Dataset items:
## Start

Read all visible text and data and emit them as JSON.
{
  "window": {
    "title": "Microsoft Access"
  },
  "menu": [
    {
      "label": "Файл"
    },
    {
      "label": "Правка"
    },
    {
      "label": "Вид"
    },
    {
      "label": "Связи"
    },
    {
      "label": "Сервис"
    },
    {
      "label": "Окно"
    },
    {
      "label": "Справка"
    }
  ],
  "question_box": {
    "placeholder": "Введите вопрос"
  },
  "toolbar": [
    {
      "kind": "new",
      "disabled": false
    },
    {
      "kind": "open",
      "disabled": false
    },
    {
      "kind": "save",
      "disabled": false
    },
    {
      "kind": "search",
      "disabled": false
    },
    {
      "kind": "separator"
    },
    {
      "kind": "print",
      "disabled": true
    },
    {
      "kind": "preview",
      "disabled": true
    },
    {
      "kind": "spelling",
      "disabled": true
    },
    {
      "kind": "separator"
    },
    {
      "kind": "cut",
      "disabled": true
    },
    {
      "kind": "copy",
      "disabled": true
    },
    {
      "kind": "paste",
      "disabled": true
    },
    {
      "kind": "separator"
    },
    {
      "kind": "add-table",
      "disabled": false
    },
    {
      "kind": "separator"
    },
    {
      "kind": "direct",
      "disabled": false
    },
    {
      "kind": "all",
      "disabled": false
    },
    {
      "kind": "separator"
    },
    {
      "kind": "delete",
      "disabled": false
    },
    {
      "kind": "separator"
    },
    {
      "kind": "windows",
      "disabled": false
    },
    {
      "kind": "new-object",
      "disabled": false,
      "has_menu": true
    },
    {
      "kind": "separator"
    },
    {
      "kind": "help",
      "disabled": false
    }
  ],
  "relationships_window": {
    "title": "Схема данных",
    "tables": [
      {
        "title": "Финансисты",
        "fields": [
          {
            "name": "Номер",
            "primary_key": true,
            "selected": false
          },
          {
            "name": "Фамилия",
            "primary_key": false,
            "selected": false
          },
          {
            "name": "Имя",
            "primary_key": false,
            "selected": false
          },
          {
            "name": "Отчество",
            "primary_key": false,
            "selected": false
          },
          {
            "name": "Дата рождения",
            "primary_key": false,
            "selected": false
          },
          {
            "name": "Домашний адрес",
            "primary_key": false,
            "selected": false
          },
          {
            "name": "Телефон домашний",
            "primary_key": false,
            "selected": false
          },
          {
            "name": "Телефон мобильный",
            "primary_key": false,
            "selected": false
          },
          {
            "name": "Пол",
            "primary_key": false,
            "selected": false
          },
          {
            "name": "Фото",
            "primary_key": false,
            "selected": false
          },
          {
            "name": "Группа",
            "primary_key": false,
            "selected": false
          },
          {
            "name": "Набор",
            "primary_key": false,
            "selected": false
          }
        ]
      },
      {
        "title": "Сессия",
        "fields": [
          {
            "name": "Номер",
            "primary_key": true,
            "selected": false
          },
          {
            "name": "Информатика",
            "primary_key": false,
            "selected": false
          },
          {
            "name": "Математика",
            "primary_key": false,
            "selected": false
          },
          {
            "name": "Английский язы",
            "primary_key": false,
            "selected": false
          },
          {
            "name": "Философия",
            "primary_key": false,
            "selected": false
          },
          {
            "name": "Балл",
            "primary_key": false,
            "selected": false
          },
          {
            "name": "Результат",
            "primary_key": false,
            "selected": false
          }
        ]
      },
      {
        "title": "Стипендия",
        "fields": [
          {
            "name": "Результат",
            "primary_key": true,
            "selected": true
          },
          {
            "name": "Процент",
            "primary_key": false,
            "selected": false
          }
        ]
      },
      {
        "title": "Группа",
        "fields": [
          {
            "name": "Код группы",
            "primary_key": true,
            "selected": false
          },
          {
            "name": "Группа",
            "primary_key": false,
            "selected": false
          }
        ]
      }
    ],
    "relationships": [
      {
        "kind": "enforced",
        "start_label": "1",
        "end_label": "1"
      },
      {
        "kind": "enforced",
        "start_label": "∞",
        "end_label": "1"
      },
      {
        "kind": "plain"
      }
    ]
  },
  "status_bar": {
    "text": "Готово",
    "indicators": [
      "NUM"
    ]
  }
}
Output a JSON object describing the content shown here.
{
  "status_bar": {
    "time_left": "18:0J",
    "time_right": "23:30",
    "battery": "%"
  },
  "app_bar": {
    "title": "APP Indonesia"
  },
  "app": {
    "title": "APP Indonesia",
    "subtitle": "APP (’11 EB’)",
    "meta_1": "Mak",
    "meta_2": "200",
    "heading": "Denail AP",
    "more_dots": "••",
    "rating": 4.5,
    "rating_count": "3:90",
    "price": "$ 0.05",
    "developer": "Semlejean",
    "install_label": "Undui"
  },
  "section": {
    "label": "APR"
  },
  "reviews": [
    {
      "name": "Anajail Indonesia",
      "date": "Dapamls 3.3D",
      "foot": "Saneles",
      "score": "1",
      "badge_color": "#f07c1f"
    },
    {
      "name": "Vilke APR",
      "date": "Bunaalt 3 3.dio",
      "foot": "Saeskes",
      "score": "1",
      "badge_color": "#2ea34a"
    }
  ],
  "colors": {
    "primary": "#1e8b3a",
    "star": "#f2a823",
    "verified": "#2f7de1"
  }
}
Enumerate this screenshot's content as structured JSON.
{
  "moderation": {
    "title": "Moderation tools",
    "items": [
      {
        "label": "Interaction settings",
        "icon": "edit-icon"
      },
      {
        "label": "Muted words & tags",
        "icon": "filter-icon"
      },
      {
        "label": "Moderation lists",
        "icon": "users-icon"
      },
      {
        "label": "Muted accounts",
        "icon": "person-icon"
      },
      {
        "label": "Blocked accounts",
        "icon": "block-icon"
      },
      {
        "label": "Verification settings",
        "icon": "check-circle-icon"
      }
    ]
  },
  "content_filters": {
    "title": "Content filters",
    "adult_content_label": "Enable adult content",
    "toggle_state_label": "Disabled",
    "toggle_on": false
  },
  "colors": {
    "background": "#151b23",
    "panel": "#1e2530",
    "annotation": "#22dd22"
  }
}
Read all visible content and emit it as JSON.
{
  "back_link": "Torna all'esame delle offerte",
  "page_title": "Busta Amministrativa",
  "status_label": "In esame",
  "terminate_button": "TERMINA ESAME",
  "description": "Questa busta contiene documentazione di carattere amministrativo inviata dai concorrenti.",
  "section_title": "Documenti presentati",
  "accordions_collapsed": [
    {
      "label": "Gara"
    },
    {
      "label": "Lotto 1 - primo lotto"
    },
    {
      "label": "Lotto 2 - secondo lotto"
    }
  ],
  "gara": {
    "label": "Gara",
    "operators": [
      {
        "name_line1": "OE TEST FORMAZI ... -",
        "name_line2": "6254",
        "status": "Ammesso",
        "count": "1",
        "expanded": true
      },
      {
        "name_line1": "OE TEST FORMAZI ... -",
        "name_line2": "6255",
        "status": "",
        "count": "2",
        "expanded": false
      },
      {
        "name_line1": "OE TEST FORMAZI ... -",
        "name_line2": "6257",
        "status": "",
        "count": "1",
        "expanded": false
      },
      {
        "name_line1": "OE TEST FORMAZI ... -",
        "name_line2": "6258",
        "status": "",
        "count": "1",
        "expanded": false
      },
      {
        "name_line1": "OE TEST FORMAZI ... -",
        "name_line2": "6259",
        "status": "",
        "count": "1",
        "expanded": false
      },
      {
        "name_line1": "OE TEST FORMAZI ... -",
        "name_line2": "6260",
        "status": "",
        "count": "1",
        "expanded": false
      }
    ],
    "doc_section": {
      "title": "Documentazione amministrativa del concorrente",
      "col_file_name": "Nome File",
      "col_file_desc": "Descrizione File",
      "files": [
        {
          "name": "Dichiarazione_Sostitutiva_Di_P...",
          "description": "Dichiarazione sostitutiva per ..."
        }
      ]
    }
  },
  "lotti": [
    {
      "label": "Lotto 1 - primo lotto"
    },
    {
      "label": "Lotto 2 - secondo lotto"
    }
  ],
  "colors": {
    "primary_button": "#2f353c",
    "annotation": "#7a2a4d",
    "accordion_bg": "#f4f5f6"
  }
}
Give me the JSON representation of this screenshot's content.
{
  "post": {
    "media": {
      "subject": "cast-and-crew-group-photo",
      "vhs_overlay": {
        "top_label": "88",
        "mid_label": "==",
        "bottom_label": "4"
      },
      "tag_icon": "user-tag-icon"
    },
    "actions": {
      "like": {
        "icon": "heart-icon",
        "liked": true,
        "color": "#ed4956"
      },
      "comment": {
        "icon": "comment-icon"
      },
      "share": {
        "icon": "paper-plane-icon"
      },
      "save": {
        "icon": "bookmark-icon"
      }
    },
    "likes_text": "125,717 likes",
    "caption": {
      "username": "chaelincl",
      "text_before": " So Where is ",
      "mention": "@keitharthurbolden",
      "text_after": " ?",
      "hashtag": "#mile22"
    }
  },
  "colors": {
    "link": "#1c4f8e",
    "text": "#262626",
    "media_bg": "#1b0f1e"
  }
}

## End

◆ **WHAT THIS TASK INVOLVES**: Pull out all lines from the listing that contain the string "icon".

◆ **PROBLEM SOLUTION**:
        "icon": "edit-icon"
        "icon": "filter-icon"
        "icon": "users-icon"
        "icon": "person-icon"
        "icon": "block-icon"
        "icon": "check-circle-icon"
      "tag_icon": "user-tag-icon"
        "icon": "heart-icon",
        "icon": "comment-icon"
        "icon": "paper-plane-icon"
        "icon": "bookmark-icon"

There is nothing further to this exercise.